_Your objective_
Select, from the material below, each line with "value" in it.

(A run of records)
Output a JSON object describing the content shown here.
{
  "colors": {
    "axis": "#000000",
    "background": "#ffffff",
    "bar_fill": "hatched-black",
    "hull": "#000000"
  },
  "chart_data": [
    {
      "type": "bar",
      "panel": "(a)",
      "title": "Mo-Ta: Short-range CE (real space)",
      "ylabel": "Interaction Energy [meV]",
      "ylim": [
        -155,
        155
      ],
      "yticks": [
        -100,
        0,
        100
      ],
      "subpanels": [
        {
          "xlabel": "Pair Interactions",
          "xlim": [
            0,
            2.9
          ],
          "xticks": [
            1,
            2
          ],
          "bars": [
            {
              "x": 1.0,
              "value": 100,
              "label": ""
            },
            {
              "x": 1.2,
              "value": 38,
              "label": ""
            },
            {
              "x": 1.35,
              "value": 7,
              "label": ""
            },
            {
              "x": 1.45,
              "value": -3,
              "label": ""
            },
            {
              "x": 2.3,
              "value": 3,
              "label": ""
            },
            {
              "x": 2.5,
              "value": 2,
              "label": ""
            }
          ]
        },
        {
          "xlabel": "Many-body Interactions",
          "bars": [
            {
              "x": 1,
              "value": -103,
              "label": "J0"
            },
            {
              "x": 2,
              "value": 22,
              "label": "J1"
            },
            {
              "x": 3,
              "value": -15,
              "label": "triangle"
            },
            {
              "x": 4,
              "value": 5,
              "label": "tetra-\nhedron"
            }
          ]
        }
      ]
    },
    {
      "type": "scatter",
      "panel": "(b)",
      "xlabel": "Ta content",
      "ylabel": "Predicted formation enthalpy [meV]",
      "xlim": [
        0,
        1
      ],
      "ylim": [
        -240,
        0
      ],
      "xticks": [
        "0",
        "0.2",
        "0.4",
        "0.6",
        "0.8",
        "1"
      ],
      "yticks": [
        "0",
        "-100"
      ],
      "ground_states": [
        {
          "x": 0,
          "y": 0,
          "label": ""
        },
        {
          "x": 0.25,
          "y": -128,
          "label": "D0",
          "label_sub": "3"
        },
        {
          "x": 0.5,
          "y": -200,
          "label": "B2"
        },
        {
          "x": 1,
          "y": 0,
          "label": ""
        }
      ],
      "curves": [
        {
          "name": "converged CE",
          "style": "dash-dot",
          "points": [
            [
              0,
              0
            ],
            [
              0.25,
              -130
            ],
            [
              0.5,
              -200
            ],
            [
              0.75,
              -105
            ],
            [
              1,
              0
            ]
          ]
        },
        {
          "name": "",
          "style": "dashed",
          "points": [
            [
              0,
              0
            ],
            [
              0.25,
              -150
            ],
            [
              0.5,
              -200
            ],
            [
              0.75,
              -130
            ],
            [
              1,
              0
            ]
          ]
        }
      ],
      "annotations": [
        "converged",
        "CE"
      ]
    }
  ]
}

_Finished task_
              "value": 100,
              "value": 38,
              "value": 7,
              "value": -3,
              "value": 3,
              "value": 2,
              "value": -103,
              "value": 22,
              "value": -15,
              "value": 5,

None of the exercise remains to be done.